◆ **THE REQUEST**
Lift every line from the entries that includes the word "JSON".

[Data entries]
+ + +

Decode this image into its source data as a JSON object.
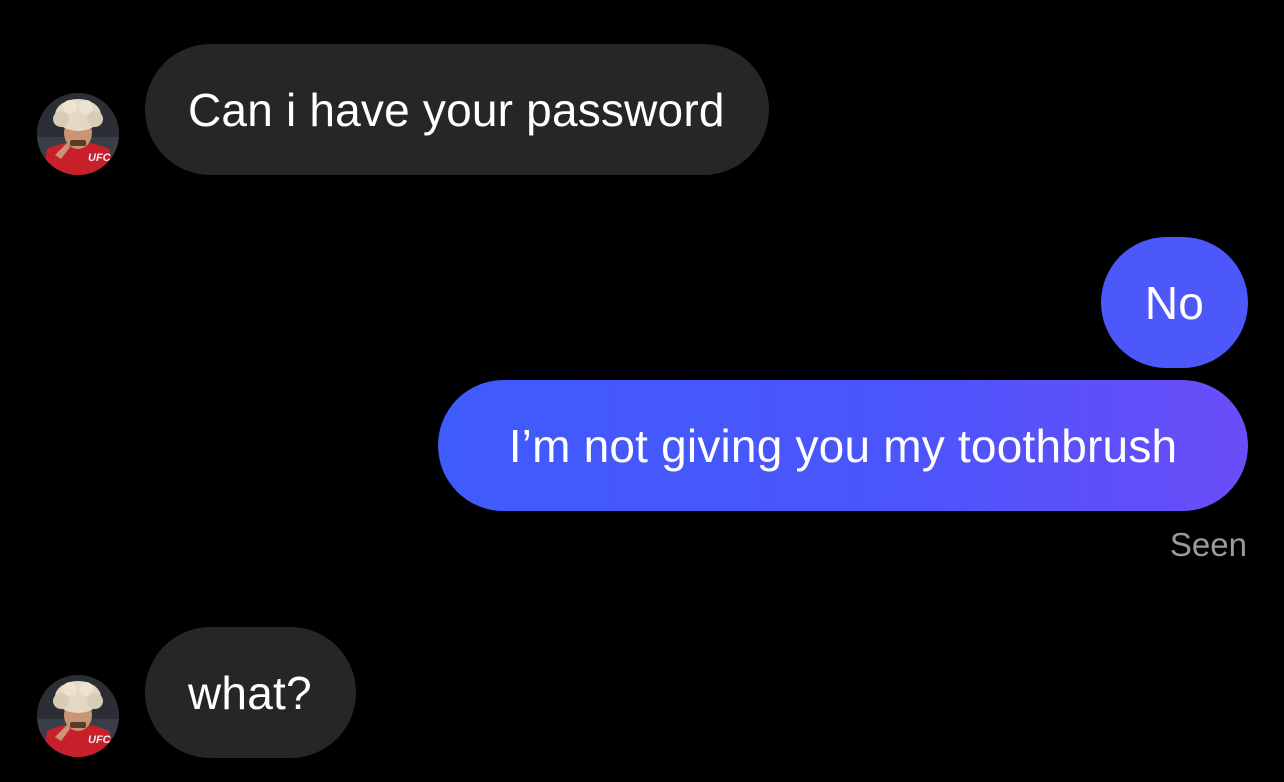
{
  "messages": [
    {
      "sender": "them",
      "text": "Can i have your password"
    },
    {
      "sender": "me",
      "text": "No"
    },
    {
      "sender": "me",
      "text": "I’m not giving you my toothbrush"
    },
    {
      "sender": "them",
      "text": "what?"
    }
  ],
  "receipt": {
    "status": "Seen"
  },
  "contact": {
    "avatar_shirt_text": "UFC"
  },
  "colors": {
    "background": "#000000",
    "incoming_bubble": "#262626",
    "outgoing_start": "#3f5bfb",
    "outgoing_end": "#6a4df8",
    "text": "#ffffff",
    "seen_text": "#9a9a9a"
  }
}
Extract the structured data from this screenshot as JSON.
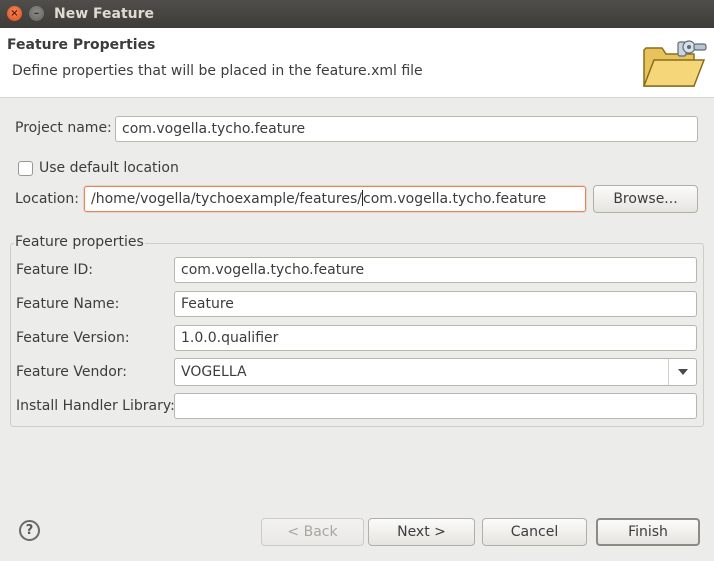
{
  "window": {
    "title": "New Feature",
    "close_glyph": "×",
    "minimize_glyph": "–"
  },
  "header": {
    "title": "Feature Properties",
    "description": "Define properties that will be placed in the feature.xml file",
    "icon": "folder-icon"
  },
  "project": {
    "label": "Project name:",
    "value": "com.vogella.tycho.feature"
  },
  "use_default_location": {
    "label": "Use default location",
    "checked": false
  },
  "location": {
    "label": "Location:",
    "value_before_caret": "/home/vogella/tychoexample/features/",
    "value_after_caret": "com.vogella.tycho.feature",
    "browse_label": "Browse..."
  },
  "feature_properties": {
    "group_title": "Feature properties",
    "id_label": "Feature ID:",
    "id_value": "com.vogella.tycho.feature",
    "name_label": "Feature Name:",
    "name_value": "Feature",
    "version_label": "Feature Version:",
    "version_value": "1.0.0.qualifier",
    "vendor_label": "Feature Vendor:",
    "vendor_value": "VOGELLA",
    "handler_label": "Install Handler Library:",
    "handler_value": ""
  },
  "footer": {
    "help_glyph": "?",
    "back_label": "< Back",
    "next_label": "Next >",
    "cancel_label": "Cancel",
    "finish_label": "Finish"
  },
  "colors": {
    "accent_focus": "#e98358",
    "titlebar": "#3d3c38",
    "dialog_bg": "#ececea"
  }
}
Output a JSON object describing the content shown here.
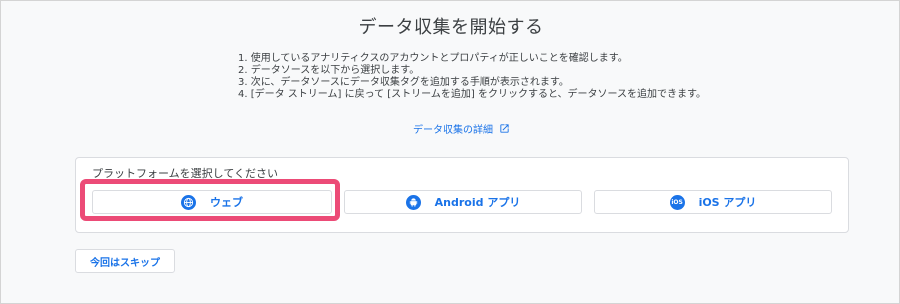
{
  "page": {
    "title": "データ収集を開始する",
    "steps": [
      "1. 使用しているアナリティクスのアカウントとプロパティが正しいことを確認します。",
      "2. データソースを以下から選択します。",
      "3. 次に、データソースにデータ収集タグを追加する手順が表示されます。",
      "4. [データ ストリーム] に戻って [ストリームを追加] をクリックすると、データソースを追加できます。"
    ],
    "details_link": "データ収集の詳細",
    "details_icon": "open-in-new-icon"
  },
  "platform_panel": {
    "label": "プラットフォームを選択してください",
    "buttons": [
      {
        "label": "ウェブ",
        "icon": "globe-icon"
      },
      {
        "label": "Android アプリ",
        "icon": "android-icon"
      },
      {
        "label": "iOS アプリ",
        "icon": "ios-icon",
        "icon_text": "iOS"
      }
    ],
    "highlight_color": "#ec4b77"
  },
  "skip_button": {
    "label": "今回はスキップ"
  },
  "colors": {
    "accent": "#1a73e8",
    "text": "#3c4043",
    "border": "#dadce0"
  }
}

+ + +

◆ **RESPONSE BELOW**
Decode this image into its source data as a JSON object.
Extract the structured data from this screenshot as JSON.
Output a JSON object describing the content shown here.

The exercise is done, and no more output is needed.